■ Stated problem
Copy out all the lines exactly. Omit pictures.

■ Task inputs
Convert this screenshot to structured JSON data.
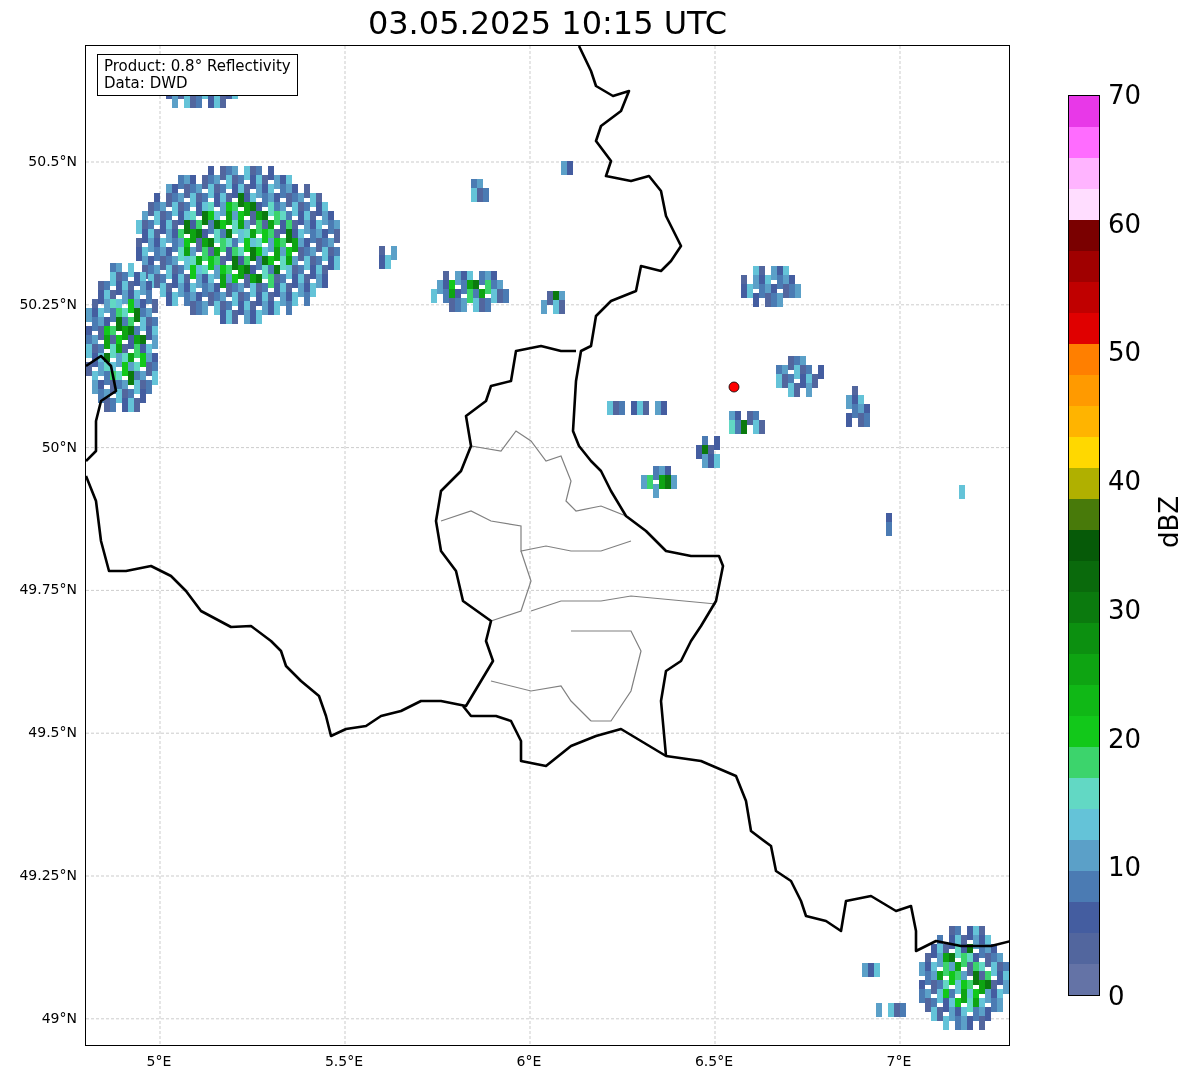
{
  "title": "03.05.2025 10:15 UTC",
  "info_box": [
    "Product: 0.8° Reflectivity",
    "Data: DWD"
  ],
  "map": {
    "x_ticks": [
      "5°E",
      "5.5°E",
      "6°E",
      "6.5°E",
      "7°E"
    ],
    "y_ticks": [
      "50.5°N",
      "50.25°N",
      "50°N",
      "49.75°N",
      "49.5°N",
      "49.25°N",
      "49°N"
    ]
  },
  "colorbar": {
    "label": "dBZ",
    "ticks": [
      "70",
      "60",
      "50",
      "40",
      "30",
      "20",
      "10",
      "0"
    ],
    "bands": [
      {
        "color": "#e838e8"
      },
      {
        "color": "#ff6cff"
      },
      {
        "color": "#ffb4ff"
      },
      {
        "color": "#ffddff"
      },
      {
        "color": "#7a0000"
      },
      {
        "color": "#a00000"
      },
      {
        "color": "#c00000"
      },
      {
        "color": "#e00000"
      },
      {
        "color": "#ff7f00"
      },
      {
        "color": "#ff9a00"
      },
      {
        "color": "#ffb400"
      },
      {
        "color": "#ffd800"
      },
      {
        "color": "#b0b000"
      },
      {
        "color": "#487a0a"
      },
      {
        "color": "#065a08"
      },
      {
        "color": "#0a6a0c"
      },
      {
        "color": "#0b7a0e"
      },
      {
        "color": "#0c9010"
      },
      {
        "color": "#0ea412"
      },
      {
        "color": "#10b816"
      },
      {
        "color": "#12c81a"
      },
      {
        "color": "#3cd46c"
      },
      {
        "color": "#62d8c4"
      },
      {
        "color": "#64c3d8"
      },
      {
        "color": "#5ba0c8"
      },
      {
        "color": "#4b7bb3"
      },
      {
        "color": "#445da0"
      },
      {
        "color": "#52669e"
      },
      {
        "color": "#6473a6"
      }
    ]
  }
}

■ Exercise result
Convert this screenshot to structured JSON data.
{
  "title": "03.05.2025 10:15 UTC",
  "info_box": [
    "Product: 0.8° Reflectivity",
    "Data: DWD"
  ],
  "map": {
    "x_ticks": [
      "5°E",
      "5.5°E",
      "6°E",
      "6.5°E",
      "7°E"
    ],
    "y_ticks": [
      "50.5°N",
      "50.25°N",
      "50°N",
      "49.75°N",
      "49.5°N",
      "49.25°N",
      "49°N"
    ]
  },
  "colorbar": {
    "label": "dBZ",
    "ticks": [
      "70",
      "60",
      "50",
      "40",
      "30",
      "20",
      "10",
      "0"
    ],
    "bands": [
      {
        "color": "#e838e8"
      },
      {
        "color": "#ff6cff"
      },
      {
        "color": "#ffb4ff"
      },
      {
        "color": "#ffddff"
      },
      {
        "color": "#7a0000"
      },
      {
        "color": "#a00000"
      },
      {
        "color": "#c00000"
      },
      {
        "color": "#e00000"
      },
      {
        "color": "#ff7f00"
      },
      {
        "color": "#ff9a00"
      },
      {
        "color": "#ffb400"
      },
      {
        "color": "#ffd800"
      },
      {
        "color": "#b0b000"
      },
      {
        "color": "#487a0a"
      },
      {
        "color": "#065a08"
      },
      {
        "color": "#0a6a0c"
      },
      {
        "color": "#0b7a0e"
      },
      {
        "color": "#0c9010"
      },
      {
        "color": "#0ea412"
      },
      {
        "color": "#10b816"
      },
      {
        "color": "#12c81a"
      },
      {
        "color": "#3cd46c"
      },
      {
        "color": "#62d8c4"
      },
      {
        "color": "#64c3d8"
      },
      {
        "color": "#5ba0c8"
      },
      {
        "color": "#4b7bb3"
      },
      {
        "color": "#445da0"
      },
      {
        "color": "#52669e"
      },
      {
        "color": "#6473a6"
      }
    ]
  }
}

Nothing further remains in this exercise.